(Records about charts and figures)
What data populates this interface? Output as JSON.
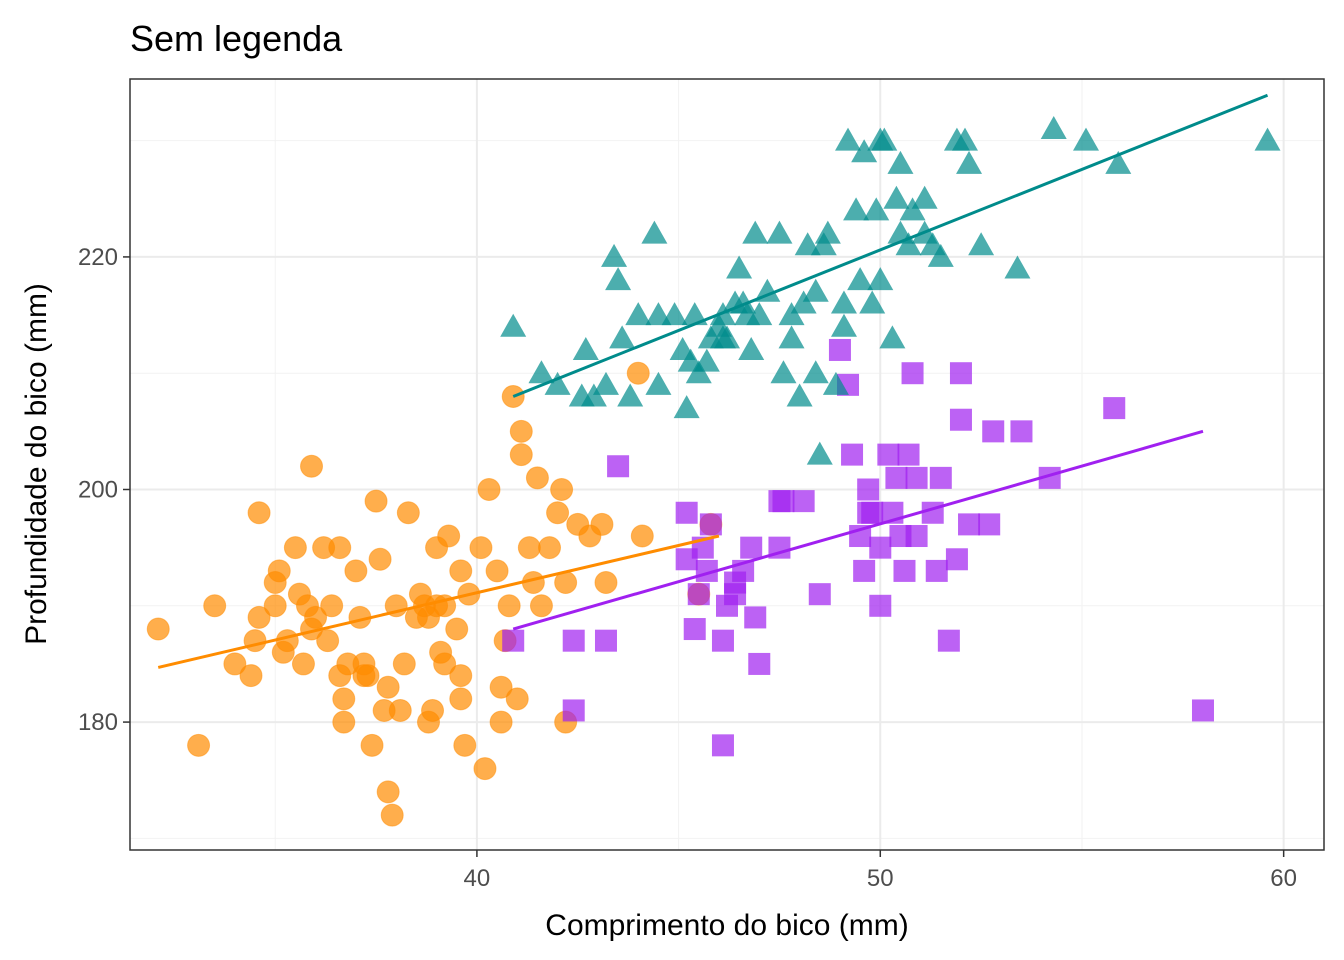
{
  "chart_data": {
    "type": "scatter",
    "title": "Sem legenda",
    "xlabel": "Comprimento do bico (mm)",
    "ylabel": "Profundidade do bico (mm)",
    "xlim": [
      31.4,
      61.0
    ],
    "ylim": [
      169.0,
      235.3
    ],
    "x_ticks": [
      40,
      50,
      60
    ],
    "x_tick_labels": [
      "40",
      "50",
      "60"
    ],
    "y_ticks": [
      180,
      200,
      220
    ],
    "y_tick_labels": [
      "180",
      "200",
      "220"
    ],
    "grid": true,
    "legend": "none",
    "series": [
      {
        "marker": "circle",
        "color": "#ff8c00",
        "fit_line": {
          "x": [
            32.1,
            46.0
          ],
          "y": [
            184.7,
            196.0
          ]
        },
        "points": [
          [
            32.1,
            188
          ],
          [
            33.1,
            178
          ],
          [
            33.5,
            190
          ],
          [
            34.0,
            185
          ],
          [
            34.4,
            184
          ],
          [
            34.5,
            187
          ],
          [
            34.6,
            198
          ],
          [
            34.6,
            189
          ],
          [
            35.0,
            192
          ],
          [
            35.1,
            193
          ],
          [
            35.0,
            190
          ],
          [
            35.2,
            186
          ],
          [
            35.3,
            187
          ],
          [
            35.5,
            195
          ],
          [
            35.6,
            191
          ],
          [
            35.7,
            185
          ],
          [
            35.8,
            190
          ],
          [
            35.9,
            202
          ],
          [
            36.0,
            189
          ],
          [
            36.2,
            195
          ],
          [
            36.3,
            187
          ],
          [
            36.4,
            190
          ],
          [
            36.6,
            184
          ],
          [
            36.7,
            182
          ],
          [
            36.7,
            180
          ],
          [
            36.8,
            185
          ],
          [
            37.0,
            193
          ],
          [
            37.1,
            189
          ],
          [
            37.2,
            185
          ],
          [
            37.3,
            184
          ],
          [
            37.4,
            178
          ],
          [
            37.5,
            199
          ],
          [
            37.6,
            194
          ],
          [
            37.7,
            181
          ],
          [
            37.8,
            183
          ],
          [
            37.8,
            174
          ],
          [
            37.9,
            172
          ],
          [
            38.0,
            190
          ],
          [
            38.1,
            181
          ],
          [
            38.2,
            185
          ],
          [
            38.3,
            198
          ],
          [
            38.5,
            189
          ],
          [
            38.6,
            191
          ],
          [
            38.7,
            190
          ],
          [
            38.8,
            180
          ],
          [
            38.9,
            181
          ],
          [
            39.0,
            195
          ],
          [
            39.0,
            190
          ],
          [
            39.1,
            186
          ],
          [
            39.2,
            185
          ],
          [
            39.3,
            196
          ],
          [
            39.5,
            188
          ],
          [
            39.6,
            193
          ],
          [
            39.6,
            184
          ],
          [
            39.7,
            178
          ],
          [
            39.8,
            191
          ],
          [
            40.1,
            195
          ],
          [
            40.2,
            176
          ],
          [
            40.3,
            200
          ],
          [
            40.5,
            193
          ],
          [
            40.6,
            183
          ],
          [
            40.6,
            180
          ],
          [
            40.7,
            187
          ],
          [
            40.8,
            190
          ],
          [
            40.9,
            208
          ],
          [
            41.1,
            203
          ],
          [
            41.1,
            205
          ],
          [
            41.3,
            195
          ],
          [
            41.4,
            192
          ],
          [
            41.5,
            201
          ],
          [
            41.6,
            190
          ],
          [
            41.8,
            195
          ],
          [
            42.0,
            198
          ],
          [
            42.1,
            200
          ],
          [
            42.2,
            192
          ],
          [
            42.5,
            197
          ],
          [
            42.8,
            196
          ],
          [
            43.1,
            197
          ],
          [
            43.2,
            192
          ],
          [
            44.1,
            196
          ],
          [
            44.0,
            210
          ],
          [
            42.2,
            180
          ],
          [
            45.8,
            197
          ],
          [
            45.5,
            191
          ],
          [
            41.0,
            182
          ],
          [
            39.2,
            190
          ],
          [
            36.6,
            195
          ],
          [
            35.9,
            188
          ],
          [
            37.2,
            184
          ],
          [
            38.8,
            189
          ],
          [
            39.6,
            182
          ]
        ]
      },
      {
        "marker": "square",
        "color": "#a020f0",
        "fit_line": {
          "x": [
            40.9,
            58.0
          ],
          "y": [
            188.0,
            205.0
          ]
        },
        "points": [
          [
            40.9,
            187
          ],
          [
            42.4,
            187
          ],
          [
            42.4,
            181
          ],
          [
            43.2,
            187
          ],
          [
            43.5,
            202
          ],
          [
            45.2,
            198
          ],
          [
            45.4,
            188
          ],
          [
            45.5,
            191
          ],
          [
            45.6,
            195
          ],
          [
            45.7,
            193
          ],
          [
            45.8,
            197
          ],
          [
            46.1,
            187
          ],
          [
            46.1,
            178
          ],
          [
            46.2,
            190
          ],
          [
            46.4,
            191
          ],
          [
            46.6,
            193
          ],
          [
            46.8,
            195
          ],
          [
            46.9,
            189
          ],
          [
            47.0,
            185
          ],
          [
            47.5,
            195
          ],
          [
            47.6,
            199
          ],
          [
            48.1,
            199
          ],
          [
            48.5,
            191
          ],
          [
            49.0,
            212
          ],
          [
            49.2,
            209
          ],
          [
            49.3,
            203
          ],
          [
            49.5,
            196
          ],
          [
            49.6,
            193
          ],
          [
            49.7,
            200
          ],
          [
            49.8,
            198
          ],
          [
            50.0,
            195
          ],
          [
            50.0,
            190
          ],
          [
            50.2,
            203
          ],
          [
            50.3,
            198
          ],
          [
            50.4,
            201
          ],
          [
            50.5,
            196
          ],
          [
            50.6,
            193
          ],
          [
            50.7,
            203
          ],
          [
            50.8,
            210
          ],
          [
            50.9,
            201
          ],
          [
            51.3,
            198
          ],
          [
            51.4,
            193
          ],
          [
            51.5,
            201
          ],
          [
            51.7,
            187
          ],
          [
            51.9,
            194
          ],
          [
            52.0,
            210
          ],
          [
            52.0,
            206
          ],
          [
            52.2,
            197
          ],
          [
            52.7,
            197
          ],
          [
            52.8,
            205
          ],
          [
            53.5,
            205
          ],
          [
            54.2,
            201
          ],
          [
            55.8,
            207
          ],
          [
            58.0,
            181
          ],
          [
            45.2,
            194
          ],
          [
            46.4,
            192
          ],
          [
            49.7,
            198
          ],
          [
            50.9,
            196
          ],
          [
            47.5,
            199
          ]
        ]
      },
      {
        "marker": "triangle",
        "color": "#008b8b",
        "fit_line": {
          "x": [
            40.9,
            59.6
          ],
          "y": [
            208.0,
            233.9
          ]
        },
        "points": [
          [
            40.9,
            214
          ],
          [
            41.6,
            210
          ],
          [
            42.0,
            209
          ],
          [
            42.6,
            208
          ],
          [
            42.7,
            212
          ],
          [
            42.9,
            208
          ],
          [
            43.2,
            209
          ],
          [
            43.4,
            220
          ],
          [
            43.5,
            218
          ],
          [
            43.6,
            213
          ],
          [
            43.8,
            208
          ],
          [
            44.0,
            215
          ],
          [
            44.4,
            222
          ],
          [
            44.5,
            209
          ],
          [
            44.9,
            215
          ],
          [
            45.1,
            212
          ],
          [
            45.2,
            207
          ],
          [
            45.4,
            215
          ],
          [
            45.5,
            210
          ],
          [
            45.7,
            211
          ],
          [
            45.8,
            213
          ],
          [
            46.0,
            214
          ],
          [
            46.1,
            215
          ],
          [
            46.2,
            213
          ],
          [
            46.4,
            216
          ],
          [
            46.5,
            219
          ],
          [
            46.6,
            216
          ],
          [
            46.8,
            212
          ],
          [
            46.9,
            222
          ],
          [
            47.0,
            215
          ],
          [
            47.2,
            217
          ],
          [
            47.5,
            222
          ],
          [
            47.6,
            210
          ],
          [
            47.8,
            215
          ],
          [
            48.0,
            208
          ],
          [
            48.1,
            216
          ],
          [
            48.2,
            221
          ],
          [
            48.4,
            210
          ],
          [
            48.5,
            203
          ],
          [
            48.6,
            221
          ],
          [
            48.7,
            222
          ],
          [
            48.9,
            209
          ],
          [
            49.1,
            216
          ],
          [
            49.2,
            230
          ],
          [
            49.4,
            224
          ],
          [
            49.5,
            218
          ],
          [
            49.6,
            229
          ],
          [
            49.8,
            216
          ],
          [
            49.9,
            224
          ],
          [
            50.0,
            230
          ],
          [
            50.1,
            230
          ],
          [
            50.3,
            213
          ],
          [
            50.4,
            225
          ],
          [
            50.5,
            222
          ],
          [
            50.7,
            221
          ],
          [
            50.8,
            224
          ],
          [
            51.1,
            222
          ],
          [
            51.3,
            221
          ],
          [
            51.5,
            220
          ],
          [
            51.9,
            230
          ],
          [
            52.1,
            230
          ],
          [
            52.2,
            228
          ],
          [
            52.5,
            221
          ],
          [
            53.4,
            219
          ],
          [
            54.3,
            231
          ],
          [
            55.1,
            230
          ],
          [
            55.9,
            228
          ],
          [
            59.6,
            230
          ],
          [
            44.5,
            215
          ],
          [
            46.1,
            213
          ],
          [
            47.8,
            213
          ],
          [
            49.1,
            214
          ],
          [
            50.5,
            228
          ],
          [
            51.1,
            225
          ],
          [
            45.3,
            211
          ],
          [
            46.7,
            215
          ],
          [
            48.4,
            217
          ],
          [
            50.0,
            218
          ]
        ]
      }
    ]
  }
}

- Your task -
Using the entries above, find all lines with "color". Copy them.

- Correct output -
        "color": "#ff8c00",
        "color": "#a020f0",
        "color": "#008b8b",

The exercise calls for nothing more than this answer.